## start

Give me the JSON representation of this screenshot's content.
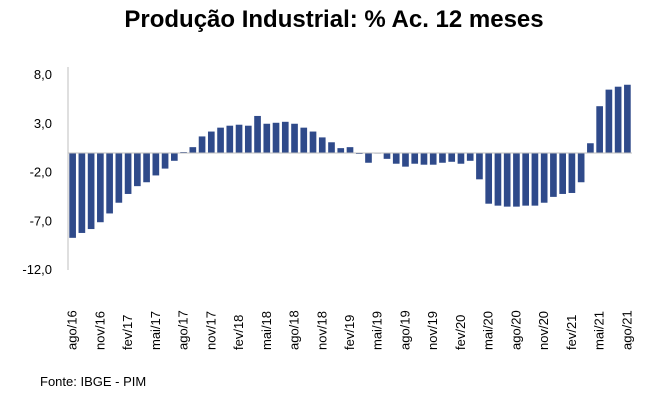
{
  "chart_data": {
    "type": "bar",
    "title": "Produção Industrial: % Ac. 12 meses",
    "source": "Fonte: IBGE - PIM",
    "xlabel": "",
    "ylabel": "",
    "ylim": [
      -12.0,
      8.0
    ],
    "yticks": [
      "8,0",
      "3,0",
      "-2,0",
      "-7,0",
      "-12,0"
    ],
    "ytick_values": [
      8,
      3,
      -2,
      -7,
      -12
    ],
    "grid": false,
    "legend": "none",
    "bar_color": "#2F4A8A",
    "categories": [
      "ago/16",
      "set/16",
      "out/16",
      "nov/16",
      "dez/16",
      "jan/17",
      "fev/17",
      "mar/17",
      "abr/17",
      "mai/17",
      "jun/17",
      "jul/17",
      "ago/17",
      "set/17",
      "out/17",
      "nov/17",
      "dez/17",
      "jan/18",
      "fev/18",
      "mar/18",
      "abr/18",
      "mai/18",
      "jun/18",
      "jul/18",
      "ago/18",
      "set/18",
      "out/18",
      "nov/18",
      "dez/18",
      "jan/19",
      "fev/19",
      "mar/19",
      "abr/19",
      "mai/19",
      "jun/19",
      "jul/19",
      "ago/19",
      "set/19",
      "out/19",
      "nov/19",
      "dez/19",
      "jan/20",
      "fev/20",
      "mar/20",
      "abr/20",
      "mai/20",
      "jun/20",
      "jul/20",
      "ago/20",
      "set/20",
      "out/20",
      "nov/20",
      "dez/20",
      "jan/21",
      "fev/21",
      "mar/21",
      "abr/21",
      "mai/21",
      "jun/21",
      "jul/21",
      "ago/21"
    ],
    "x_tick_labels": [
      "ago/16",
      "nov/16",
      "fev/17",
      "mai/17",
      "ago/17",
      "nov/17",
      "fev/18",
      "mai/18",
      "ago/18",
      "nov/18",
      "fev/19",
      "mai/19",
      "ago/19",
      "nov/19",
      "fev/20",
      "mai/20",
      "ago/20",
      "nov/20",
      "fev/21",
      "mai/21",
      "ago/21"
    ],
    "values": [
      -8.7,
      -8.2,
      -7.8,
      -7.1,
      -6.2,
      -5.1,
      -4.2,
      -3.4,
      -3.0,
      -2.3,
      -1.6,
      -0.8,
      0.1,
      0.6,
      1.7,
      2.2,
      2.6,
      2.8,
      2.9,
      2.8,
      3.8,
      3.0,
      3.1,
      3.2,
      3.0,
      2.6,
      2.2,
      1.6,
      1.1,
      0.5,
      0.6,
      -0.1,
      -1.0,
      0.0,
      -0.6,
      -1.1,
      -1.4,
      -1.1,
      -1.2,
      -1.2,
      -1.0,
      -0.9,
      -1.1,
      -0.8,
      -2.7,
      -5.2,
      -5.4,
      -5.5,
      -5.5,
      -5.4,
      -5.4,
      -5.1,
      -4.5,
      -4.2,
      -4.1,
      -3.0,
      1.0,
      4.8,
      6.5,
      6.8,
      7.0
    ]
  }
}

## end

> _STATED TASK_
Copy out the listing exactly as it stands, but not the pictures.

> _RESPONSE TO THE EXERCISE_
Give me the JSON representation of this screenshot's content.
{
  "chart_data": {
    "type": "bar",
    "title": "Produção Industrial: % Ac. 12 meses",
    "source": "Fonte: IBGE - PIM",
    "xlabel": "",
    "ylabel": "",
    "ylim": [
      -12.0,
      8.0
    ],
    "yticks": [
      "8,0",
      "3,0",
      "-2,0",
      "-7,0",
      "-12,0"
    ],
    "ytick_values": [
      8,
      3,
      -2,
      -7,
      -12
    ],
    "grid": false,
    "legend": "none",
    "bar_color": "#2F4A8A",
    "categories": [
      "ago/16",
      "set/16",
      "out/16",
      "nov/16",
      "dez/16",
      "jan/17",
      "fev/17",
      "mar/17",
      "abr/17",
      "mai/17",
      "jun/17",
      "jul/17",
      "ago/17",
      "set/17",
      "out/17",
      "nov/17",
      "dez/17",
      "jan/18",
      "fev/18",
      "mar/18",
      "abr/18",
      "mai/18",
      "jun/18",
      "jul/18",
      "ago/18",
      "set/18",
      "out/18",
      "nov/18",
      "dez/18",
      "jan/19",
      "fev/19",
      "mar/19",
      "abr/19",
      "mai/19",
      "jun/19",
      "jul/19",
      "ago/19",
      "set/19",
      "out/19",
      "nov/19",
      "dez/19",
      "jan/20",
      "fev/20",
      "mar/20",
      "abr/20",
      "mai/20",
      "jun/20",
      "jul/20",
      "ago/20",
      "set/20",
      "out/20",
      "nov/20",
      "dez/20",
      "jan/21",
      "fev/21",
      "mar/21",
      "abr/21",
      "mai/21",
      "jun/21",
      "jul/21",
      "ago/21"
    ],
    "x_tick_labels": [
      "ago/16",
      "nov/16",
      "fev/17",
      "mai/17",
      "ago/17",
      "nov/17",
      "fev/18",
      "mai/18",
      "ago/18",
      "nov/18",
      "fev/19",
      "mai/19",
      "ago/19",
      "nov/19",
      "fev/20",
      "mai/20",
      "ago/20",
      "nov/20",
      "fev/21",
      "mai/21",
      "ago/21"
    ],
    "values": [
      -8.7,
      -8.2,
      -7.8,
      -7.1,
      -6.2,
      -5.1,
      -4.2,
      -3.4,
      -3.0,
      -2.3,
      -1.6,
      -0.8,
      0.1,
      0.6,
      1.7,
      2.2,
      2.6,
      2.8,
      2.9,
      2.8,
      3.8,
      3.0,
      3.1,
      3.2,
      3.0,
      2.6,
      2.2,
      1.6,
      1.1,
      0.5,
      0.6,
      -0.1,
      -1.0,
      0.0,
      -0.6,
      -1.1,
      -1.4,
      -1.1,
      -1.2,
      -1.2,
      -1.0,
      -0.9,
      -1.1,
      -0.8,
      -2.7,
      -5.2,
      -5.4,
      -5.5,
      -5.5,
      -5.4,
      -5.4,
      -5.1,
      -4.5,
      -4.2,
      -4.1,
      -3.0,
      1.0,
      4.8,
      6.5,
      6.8,
      7.0
    ]
  }
}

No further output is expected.